### Set exercise
Print out the entries below with no edits.

Figure dataset records
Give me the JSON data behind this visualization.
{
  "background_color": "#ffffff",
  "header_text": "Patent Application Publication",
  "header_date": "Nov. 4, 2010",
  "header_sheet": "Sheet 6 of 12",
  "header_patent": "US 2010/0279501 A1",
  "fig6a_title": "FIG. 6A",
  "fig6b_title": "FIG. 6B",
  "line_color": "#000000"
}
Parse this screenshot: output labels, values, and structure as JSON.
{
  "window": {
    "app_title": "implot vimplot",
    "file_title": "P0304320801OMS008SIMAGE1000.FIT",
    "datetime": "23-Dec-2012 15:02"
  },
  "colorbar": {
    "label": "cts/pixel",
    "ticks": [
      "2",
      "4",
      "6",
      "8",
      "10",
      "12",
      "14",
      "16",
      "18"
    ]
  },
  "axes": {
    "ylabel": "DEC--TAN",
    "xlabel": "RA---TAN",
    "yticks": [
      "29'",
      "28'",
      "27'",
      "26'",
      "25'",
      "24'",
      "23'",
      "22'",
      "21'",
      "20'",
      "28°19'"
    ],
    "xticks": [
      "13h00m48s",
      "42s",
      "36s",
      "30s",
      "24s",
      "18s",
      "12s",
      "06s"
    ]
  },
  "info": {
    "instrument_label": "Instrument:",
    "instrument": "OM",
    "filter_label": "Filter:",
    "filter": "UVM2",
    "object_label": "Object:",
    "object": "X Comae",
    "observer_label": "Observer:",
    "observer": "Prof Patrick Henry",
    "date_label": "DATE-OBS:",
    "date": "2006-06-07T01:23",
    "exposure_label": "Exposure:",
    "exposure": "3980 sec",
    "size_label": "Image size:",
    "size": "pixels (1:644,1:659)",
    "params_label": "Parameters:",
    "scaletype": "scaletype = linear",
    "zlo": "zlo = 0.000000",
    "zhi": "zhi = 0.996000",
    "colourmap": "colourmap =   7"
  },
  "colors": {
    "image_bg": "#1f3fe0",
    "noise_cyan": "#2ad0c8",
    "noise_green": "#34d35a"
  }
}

### Task solution
Give me the JSON data behind this visualization.
{
  "background_color": "#ffffff",
  "header_text": "Patent Application Publication",
  "header_date": "Nov. 4, 2010",
  "header_sheet": "Sheet 6 of 12",
  "header_patent": "US 2010/0279501 A1",
  "fig6a_title": "FIG. 6A",
  "fig6b_title": "FIG. 6B",
  "line_color": "#000000"
}
Parse this screenshot: output labels, values, and structure as JSON.
{
  "window": {
    "app_title": "implot vimplot",
    "file_title": "P0304320801OMS008SIMAGE1000.FIT",
    "datetime": "23-Dec-2012 15:02"
  },
  "colorbar": {
    "label": "cts/pixel",
    "ticks": [
      "2",
      "4",
      "6",
      "8",
      "10",
      "12",
      "14",
      "16",
      "18"
    ]
  },
  "axes": {
    "ylabel": "DEC--TAN",
    "xlabel": "RA---TAN",
    "yticks": [
      "29'",
      "28'",
      "27'",
      "26'",
      "25'",
      "24'",
      "23'",
      "22'",
      "21'",
      "20'",
      "28°19'"
    ],
    "xticks": [
      "13h00m48s",
      "42s",
      "36s",
      "30s",
      "24s",
      "18s",
      "12s",
      "06s"
    ]
  },
  "info": {
    "instrument_label": "Instrument:",
    "instrument": "OM",
    "filter_label": "Filter:",
    "filter": "UVM2",
    "object_label": "Object:",
    "object": "X Comae",
    "observer_label": "Observer:",
    "observer": "Prof Patrick Henry",
    "date_label": "DATE-OBS:",
    "date": "2006-06-07T01:23",
    "exposure_label": "Exposure:",
    "exposure": "3980 sec",
    "size_label": "Image size:",
    "size": "pixels (1:644,1:659)",
    "params_label": "Parameters:",
    "scaletype": "scaletype = linear",
    "zlo": "zlo = 0.000000",
    "zhi": "zhi = 0.996000",
    "colourmap": "colourmap =   7"
  },
  "colors": {
    "image_bg": "#1f3fe0",
    "noise_cyan": "#2ad0c8",
    "noise_green": "#34d35a"
  }
}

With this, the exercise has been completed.